(begin)

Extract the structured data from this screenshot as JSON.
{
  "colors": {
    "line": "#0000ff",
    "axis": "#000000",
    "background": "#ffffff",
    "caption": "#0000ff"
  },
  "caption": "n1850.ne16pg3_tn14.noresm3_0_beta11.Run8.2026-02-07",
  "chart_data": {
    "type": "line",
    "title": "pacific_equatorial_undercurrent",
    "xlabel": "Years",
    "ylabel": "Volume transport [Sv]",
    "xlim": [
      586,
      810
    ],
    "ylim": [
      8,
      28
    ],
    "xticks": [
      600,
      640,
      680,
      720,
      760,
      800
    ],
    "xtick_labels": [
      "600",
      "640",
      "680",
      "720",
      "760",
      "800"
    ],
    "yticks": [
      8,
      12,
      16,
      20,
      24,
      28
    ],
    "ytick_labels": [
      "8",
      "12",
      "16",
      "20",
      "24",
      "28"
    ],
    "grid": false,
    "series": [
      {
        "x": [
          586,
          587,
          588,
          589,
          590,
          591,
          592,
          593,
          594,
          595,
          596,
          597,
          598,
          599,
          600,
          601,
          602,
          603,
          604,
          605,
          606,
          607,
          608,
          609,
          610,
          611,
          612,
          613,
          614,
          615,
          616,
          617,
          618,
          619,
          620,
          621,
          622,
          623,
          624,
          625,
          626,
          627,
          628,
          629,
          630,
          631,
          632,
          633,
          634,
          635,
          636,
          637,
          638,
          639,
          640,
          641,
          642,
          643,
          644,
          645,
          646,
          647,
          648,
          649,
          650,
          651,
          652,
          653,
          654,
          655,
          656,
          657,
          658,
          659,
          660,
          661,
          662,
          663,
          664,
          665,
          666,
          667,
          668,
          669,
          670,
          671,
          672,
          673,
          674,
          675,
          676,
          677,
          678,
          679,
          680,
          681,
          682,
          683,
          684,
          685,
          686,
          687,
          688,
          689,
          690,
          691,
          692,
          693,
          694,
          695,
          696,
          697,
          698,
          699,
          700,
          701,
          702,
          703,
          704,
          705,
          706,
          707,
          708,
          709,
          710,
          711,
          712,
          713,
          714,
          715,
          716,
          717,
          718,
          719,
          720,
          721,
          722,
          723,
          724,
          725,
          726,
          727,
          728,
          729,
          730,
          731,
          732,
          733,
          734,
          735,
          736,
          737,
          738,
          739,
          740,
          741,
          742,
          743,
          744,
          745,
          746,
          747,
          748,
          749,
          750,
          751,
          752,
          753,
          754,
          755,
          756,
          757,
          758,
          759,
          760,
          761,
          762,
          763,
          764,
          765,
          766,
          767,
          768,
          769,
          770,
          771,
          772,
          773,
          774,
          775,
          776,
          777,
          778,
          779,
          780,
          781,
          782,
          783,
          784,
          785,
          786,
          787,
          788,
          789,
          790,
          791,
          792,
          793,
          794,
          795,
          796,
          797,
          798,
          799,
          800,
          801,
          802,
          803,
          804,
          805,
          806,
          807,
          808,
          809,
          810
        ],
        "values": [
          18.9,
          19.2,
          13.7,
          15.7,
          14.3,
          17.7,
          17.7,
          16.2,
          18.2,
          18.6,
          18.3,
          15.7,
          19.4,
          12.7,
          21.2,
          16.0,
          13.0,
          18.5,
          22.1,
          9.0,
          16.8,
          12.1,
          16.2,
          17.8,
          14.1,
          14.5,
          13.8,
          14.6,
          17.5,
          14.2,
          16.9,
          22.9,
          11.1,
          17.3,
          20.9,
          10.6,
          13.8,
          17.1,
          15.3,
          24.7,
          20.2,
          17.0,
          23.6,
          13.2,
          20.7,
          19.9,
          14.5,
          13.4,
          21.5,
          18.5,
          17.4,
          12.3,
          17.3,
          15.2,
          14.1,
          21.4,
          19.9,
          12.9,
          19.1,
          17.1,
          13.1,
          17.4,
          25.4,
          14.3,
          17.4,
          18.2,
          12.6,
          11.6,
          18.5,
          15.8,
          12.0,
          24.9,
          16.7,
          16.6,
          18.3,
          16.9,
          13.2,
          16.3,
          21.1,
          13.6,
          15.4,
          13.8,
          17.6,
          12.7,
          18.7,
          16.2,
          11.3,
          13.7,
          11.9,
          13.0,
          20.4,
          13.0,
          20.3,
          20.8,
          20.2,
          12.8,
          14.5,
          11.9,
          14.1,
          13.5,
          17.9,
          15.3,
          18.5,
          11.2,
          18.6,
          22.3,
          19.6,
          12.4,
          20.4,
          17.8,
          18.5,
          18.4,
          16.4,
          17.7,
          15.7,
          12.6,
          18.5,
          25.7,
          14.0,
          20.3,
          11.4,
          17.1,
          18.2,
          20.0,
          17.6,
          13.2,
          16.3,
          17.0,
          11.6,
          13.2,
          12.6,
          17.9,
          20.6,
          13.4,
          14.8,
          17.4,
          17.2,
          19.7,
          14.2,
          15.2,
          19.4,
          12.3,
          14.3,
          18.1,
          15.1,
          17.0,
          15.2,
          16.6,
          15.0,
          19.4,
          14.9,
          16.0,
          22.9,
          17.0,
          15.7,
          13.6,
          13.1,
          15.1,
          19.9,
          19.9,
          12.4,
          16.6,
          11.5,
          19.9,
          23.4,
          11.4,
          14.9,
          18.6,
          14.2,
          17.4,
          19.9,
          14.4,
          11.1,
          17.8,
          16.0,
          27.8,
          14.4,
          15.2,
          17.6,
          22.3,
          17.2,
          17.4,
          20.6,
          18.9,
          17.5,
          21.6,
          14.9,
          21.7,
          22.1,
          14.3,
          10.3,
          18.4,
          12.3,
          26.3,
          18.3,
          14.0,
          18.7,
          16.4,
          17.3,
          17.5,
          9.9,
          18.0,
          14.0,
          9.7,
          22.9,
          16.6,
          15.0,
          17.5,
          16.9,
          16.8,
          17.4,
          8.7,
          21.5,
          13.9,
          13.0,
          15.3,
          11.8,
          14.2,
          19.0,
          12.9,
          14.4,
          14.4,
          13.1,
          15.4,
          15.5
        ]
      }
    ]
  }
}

(end)

Exercise instructions: Filter the records, keeping only lines that contain "caption", and show those lines.

Written solution:
    "caption": "#0000ff"
  "caption": "n1850.ne16pg3_tn14.noresm3_0_beta11.Run8.2026-02-07",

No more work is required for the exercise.